Produce a verbatim copy of the entries listed below.

--

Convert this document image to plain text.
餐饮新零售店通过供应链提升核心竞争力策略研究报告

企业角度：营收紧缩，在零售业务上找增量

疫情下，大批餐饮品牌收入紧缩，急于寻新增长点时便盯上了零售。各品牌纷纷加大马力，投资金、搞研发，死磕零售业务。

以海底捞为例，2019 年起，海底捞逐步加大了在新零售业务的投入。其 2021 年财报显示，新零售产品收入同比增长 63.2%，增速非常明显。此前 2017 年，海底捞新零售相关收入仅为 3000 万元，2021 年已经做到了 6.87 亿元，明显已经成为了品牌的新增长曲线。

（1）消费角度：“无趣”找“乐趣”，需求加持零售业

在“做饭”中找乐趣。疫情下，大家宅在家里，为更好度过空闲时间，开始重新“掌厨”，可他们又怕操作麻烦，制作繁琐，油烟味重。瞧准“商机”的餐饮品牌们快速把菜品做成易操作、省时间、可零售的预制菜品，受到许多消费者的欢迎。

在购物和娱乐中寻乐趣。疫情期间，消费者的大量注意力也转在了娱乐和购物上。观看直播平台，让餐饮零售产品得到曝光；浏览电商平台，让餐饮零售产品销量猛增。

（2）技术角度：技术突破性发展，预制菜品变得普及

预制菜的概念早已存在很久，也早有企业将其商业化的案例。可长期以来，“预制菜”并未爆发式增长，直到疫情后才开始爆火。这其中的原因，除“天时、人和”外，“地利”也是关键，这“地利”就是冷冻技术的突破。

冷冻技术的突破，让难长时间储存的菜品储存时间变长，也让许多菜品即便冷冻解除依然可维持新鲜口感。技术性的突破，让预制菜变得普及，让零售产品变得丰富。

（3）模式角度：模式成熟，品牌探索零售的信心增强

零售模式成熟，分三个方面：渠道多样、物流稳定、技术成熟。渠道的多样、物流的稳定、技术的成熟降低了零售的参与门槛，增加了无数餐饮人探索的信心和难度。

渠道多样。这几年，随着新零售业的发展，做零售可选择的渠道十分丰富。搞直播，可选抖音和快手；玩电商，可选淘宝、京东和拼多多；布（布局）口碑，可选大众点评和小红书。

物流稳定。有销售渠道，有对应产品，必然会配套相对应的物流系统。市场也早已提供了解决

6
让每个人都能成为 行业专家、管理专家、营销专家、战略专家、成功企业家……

--

Output for this task:
Convert this document image to plain text.
餐饮新零售店通过供应链提升核心竞争力策略研究报告

企业角度：营收紧缩，在零售业务上找增量

疫情下，大批餐饮品牌收入紧缩，急于寻新增长点时便盯上了零售。各品牌纷纷加大马力，投资金、搞研发，死磕零售业务。

以海底捞为例，2019 年起，海底捞逐步加大了在新零售业务的投入。其 2021 年财报显示，新零售产品收入同比增长 63.2%，增速非常明显。此前 2017 年，海底捞新零售相关收入仅为 3000 万元，2021 年已经做到了 6.87 亿元，明显已经成为了品牌的新增长曲线。

（1）消费角度：“无趣”找“乐趣”，需求加持零售业

在“做饭”中找乐趣。疫情下，大家宅在家里，为更好度过空闲时间，开始重新“掌厨”，可他们又怕操作麻烦，制作繁琐，油烟味重。瞧准“商机”的餐饮品牌们快速把菜品做成易操作、省时间、可零售的预制菜品，受到许多消费者的欢迎。

在购物和娱乐中寻乐趣。疫情期间，消费者的大量注意力也转在了娱乐和购物上。观看直播平台，让餐饮零售产品得到曝光；浏览电商平台，让餐饮零售产品销量猛增。

（2）技术角度：技术突破性发展，预制菜品变得普及

预制菜的概念早已存在很久，也早有企业将其商业化的案例。可长期以来，“预制菜”并未爆发式增长，直到疫情后才开始爆火。这其中的原因，除“天时、人和”外，“地利”也是关键，这“地利”就是冷冻技术的突破。

冷冻技术的突破，让难长时间储存的菜品储存时间变长，也让许多菜品即便冷冻解除依然可维持新鲜口感。技术性的突破，让预制菜变得普及，让零售产品变得丰富。

（3）模式角度：模式成熟，品牌探索零售的信心增强

零售模式成熟，分三个方面：渠道多样、物流稳定、技术成熟。渠道的多样、物流的稳定、技术的成熟降低了零售的参与门槛，增加了无数餐饮人探索的信心和难度。

渠道多样。这几年，随着新零售业的发展，做零售可选择的渠道十分丰富。搞直播，可选抖音和快手；玩电商，可选淘宝、京东和拼多多；布（布局）口碑，可选大众点评和小红书。

物流稳定。有销售渠道，有对应产品，必然会配套相对应的物流系统。市场也早已提供了解决

6
让每个人都能成为 行业专家、管理专家、营销专家、战略专家、成功企业家……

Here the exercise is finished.